▶ [Your task]:
Copy all lines in which the word "JSON" can be found.

++++ Data rows ++++

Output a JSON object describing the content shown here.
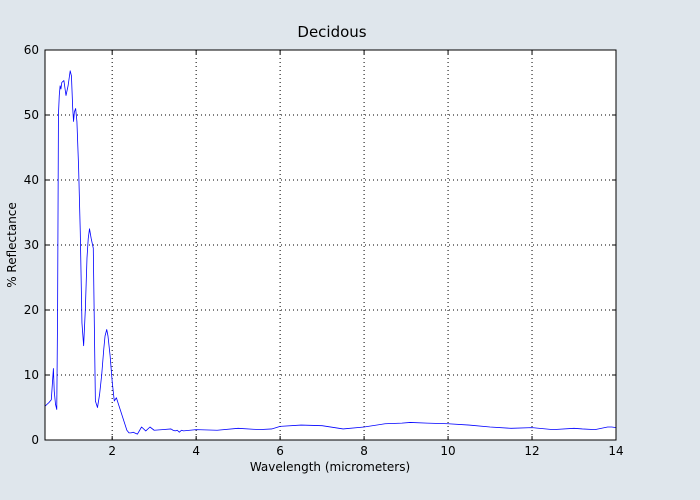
{
  "chart_data": {
    "type": "line",
    "title": "Decidous",
    "xlabel": "Wavelength (micrometers)",
    "ylabel": "% Reflectance",
    "xlim": [
      0.4,
      14
    ],
    "ylim": [
      0,
      60
    ],
    "x_ticks": [
      2,
      4,
      6,
      8,
      10,
      12,
      14
    ],
    "x_tick_labels": [
      "2",
      "4",
      "6",
      "8",
      "10",
      "12",
      "14"
    ],
    "y_ticks": [
      0,
      10,
      20,
      30,
      40,
      50,
      60
    ],
    "y_tick_labels": [
      "0",
      "10",
      "20",
      "30",
      "40",
      "50",
      "60"
    ],
    "grid": true,
    "legend": "none",
    "series": [
      {
        "color": "#0000ff",
        "x": [
          0.4,
          0.45,
          0.5,
          0.55,
          0.6,
          0.62,
          0.65,
          0.68,
          0.7,
          0.72,
          0.74,
          0.76,
          0.78,
          0.8,
          0.85,
          0.9,
          0.95,
          1.0,
          1.03,
          1.06,
          1.08,
          1.1,
          1.13,
          1.16,
          1.2,
          1.24,
          1.28,
          1.32,
          1.36,
          1.4,
          1.43,
          1.46,
          1.5,
          1.55,
          1.6,
          1.65,
          1.7,
          1.75,
          1.8,
          1.83,
          1.87,
          1.9,
          1.95,
          2.0,
          2.05,
          2.1,
          2.15,
          2.2,
          2.25,
          2.3,
          2.35,
          2.4,
          2.45,
          2.5,
          2.6,
          2.7,
          2.8,
          2.9,
          3.0,
          3.2,
          3.4,
          3.45,
          3.5,
          3.55,
          3.6,
          3.65,
          3.7,
          4.0,
          4.5,
          5.0,
          5.5,
          5.8,
          6.0,
          6.5,
          7.0,
          7.5,
          8.0,
          8.5,
          8.9,
          9.1,
          9.5,
          10.0,
          10.5,
          11.0,
          11.5,
          12.0,
          12.5,
          13.0,
          13.2,
          13.5,
          13.8,
          13.9,
          14.0
        ],
        "y": [
          5.2,
          5.5,
          5.8,
          6.2,
          11,
          7.5,
          5.5,
          4.7,
          20,
          50,
          53,
          54.5,
          54,
          55,
          55.3,
          53,
          54.5,
          56.8,
          56,
          51,
          49,
          50.5,
          51,
          49,
          42,
          32,
          18,
          14.5,
          20,
          28,
          31,
          32.5,
          31,
          29.5,
          6,
          5,
          7,
          10,
          14,
          16,
          17,
          16,
          13,
          9,
          6,
          6.5,
          5.5,
          4.5,
          3.5,
          2.5,
          1.5,
          1.1,
          1.1,
          1.2,
          0.9,
          2.0,
          1.4,
          2.0,
          1.5,
          1.6,
          1.7,
          1.5,
          1.4,
          1.5,
          1.2,
          1.5,
          1.4,
          1.6,
          1.5,
          1.8,
          1.6,
          1.7,
          2.1,
          2.3,
          2.2,
          1.7,
          2.0,
          2.5,
          2.6,
          2.7,
          2.6,
          2.5,
          2.3,
          2.0,
          1.8,
          1.9,
          1.6,
          1.8,
          1.7,
          1.6,
          2.0,
          2.0,
          1.9
        ]
      }
    ]
  }
}
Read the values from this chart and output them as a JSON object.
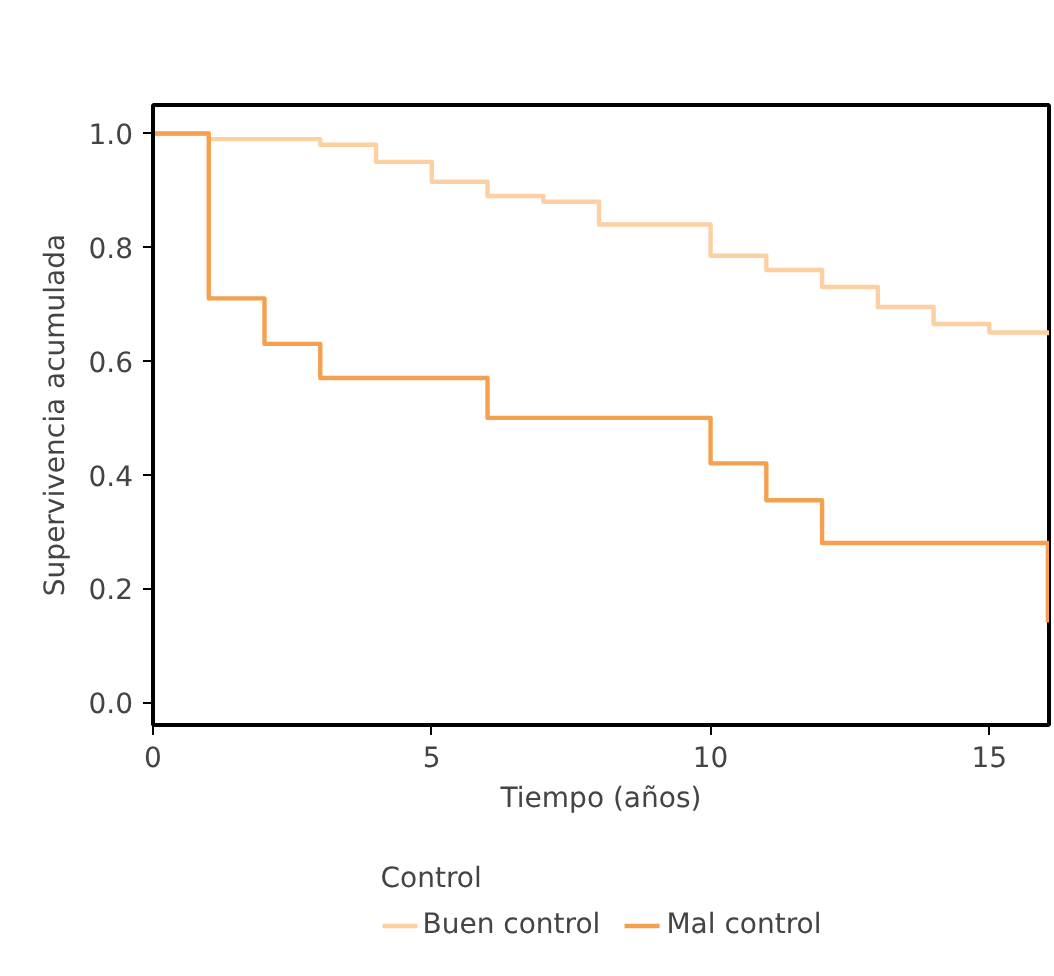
{
  "chart_data": {
    "type": "step",
    "xlabel": "Tiempo (años)",
    "ylabel": "Supervivencia acumulada",
    "legend_title": "Control",
    "legend": "bottom",
    "grid": false,
    "xlim": [
      0,
      16.07
    ],
    "xticks": [
      0,
      5,
      10,
      15
    ],
    "ylim": [
      -0.04,
      1.05
    ],
    "yticks": [
      {
        "value": 0,
        "label": "0.0"
      },
      0.2,
      0.4,
      0.6,
      0.8,
      {
        "value": 1,
        "label": "1.0"
      }
    ],
    "series": [
      {
        "name": "Buen control",
        "color": "#fdd0a2",
        "x": [
          0,
          1,
          3,
          4,
          5,
          6,
          7,
          8,
          10,
          11,
          12,
          13,
          14,
          15,
          16.05
        ],
        "values": [
          1,
          0.99,
          0.98,
          0.95,
          0.915,
          0.89,
          0.88,
          0.84,
          0.785,
          0.76,
          0.73,
          0.695,
          0.665,
          0.65,
          0.645
        ]
      },
      {
        "name": "Mal control",
        "color": "#f5a04f",
        "x": [
          0,
          1,
          2,
          3,
          6,
          10,
          11,
          12,
          16.05
        ],
        "values": [
          1,
          0.71,
          0.63,
          0.57,
          0.5,
          0.42,
          0.355,
          0.28,
          0.14
        ]
      }
    ]
  }
}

++++

▶ [Right answer]:
Output a JSON object describing the content shown here.
Read the values from this chart and output them as a JSON object.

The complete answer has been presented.